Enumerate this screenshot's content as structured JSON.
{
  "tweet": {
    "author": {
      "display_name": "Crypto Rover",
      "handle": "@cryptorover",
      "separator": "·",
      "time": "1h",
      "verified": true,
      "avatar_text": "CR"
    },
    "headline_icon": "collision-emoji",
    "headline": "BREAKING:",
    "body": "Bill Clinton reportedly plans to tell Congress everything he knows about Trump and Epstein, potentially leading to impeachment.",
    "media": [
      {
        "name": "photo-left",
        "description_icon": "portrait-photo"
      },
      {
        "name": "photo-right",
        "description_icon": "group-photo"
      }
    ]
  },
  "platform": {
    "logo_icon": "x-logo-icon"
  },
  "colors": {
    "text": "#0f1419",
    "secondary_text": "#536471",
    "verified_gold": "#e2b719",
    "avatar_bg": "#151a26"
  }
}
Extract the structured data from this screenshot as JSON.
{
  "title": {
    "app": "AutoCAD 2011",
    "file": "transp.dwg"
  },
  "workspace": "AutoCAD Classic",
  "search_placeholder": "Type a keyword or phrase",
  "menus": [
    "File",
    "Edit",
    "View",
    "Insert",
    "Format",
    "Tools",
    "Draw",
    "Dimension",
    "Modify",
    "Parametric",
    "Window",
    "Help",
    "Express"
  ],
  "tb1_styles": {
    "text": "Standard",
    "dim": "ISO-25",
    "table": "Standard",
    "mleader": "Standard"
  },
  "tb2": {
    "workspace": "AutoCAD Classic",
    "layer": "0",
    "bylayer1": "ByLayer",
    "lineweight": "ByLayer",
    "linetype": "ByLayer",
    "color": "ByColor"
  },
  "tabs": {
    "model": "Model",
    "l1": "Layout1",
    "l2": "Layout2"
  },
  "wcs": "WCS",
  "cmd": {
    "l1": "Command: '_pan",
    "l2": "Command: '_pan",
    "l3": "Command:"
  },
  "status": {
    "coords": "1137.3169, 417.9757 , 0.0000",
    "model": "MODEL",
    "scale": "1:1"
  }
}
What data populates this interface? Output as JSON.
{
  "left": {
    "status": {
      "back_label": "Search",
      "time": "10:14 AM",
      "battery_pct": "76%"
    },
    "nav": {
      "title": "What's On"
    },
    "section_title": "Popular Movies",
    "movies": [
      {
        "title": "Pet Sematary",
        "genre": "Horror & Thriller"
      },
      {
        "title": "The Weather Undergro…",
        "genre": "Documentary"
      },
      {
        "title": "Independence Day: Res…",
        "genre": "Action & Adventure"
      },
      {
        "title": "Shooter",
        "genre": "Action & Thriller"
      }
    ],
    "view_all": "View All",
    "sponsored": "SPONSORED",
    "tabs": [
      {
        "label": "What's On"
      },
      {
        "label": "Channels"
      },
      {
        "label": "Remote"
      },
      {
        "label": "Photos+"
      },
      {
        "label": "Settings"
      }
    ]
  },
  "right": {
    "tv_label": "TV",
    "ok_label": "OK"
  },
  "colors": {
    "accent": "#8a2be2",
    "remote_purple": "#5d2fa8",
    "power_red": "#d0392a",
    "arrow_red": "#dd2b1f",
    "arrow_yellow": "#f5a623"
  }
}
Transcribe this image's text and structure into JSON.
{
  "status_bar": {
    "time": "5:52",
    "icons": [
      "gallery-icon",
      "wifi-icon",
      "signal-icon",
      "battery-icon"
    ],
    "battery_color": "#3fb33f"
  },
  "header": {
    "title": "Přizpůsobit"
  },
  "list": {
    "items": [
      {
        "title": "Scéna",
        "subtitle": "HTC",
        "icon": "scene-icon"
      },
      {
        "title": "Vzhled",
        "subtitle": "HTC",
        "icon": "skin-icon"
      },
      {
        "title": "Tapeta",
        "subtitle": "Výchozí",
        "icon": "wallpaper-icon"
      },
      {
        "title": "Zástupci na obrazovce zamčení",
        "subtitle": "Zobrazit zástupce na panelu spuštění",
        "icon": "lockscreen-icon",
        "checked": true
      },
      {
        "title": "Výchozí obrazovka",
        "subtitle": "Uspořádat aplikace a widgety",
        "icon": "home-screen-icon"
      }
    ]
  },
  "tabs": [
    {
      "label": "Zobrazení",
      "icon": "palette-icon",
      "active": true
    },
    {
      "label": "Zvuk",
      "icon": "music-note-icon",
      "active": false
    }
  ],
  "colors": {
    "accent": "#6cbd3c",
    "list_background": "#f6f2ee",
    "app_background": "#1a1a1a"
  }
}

....

### TASK DIRECTIONS:
Show every line that contains the word "What".

### EXERCISE OUTPUT:
What data populates this interface? Output as JSON.
      "title": "What's On"
        "label": "What's On"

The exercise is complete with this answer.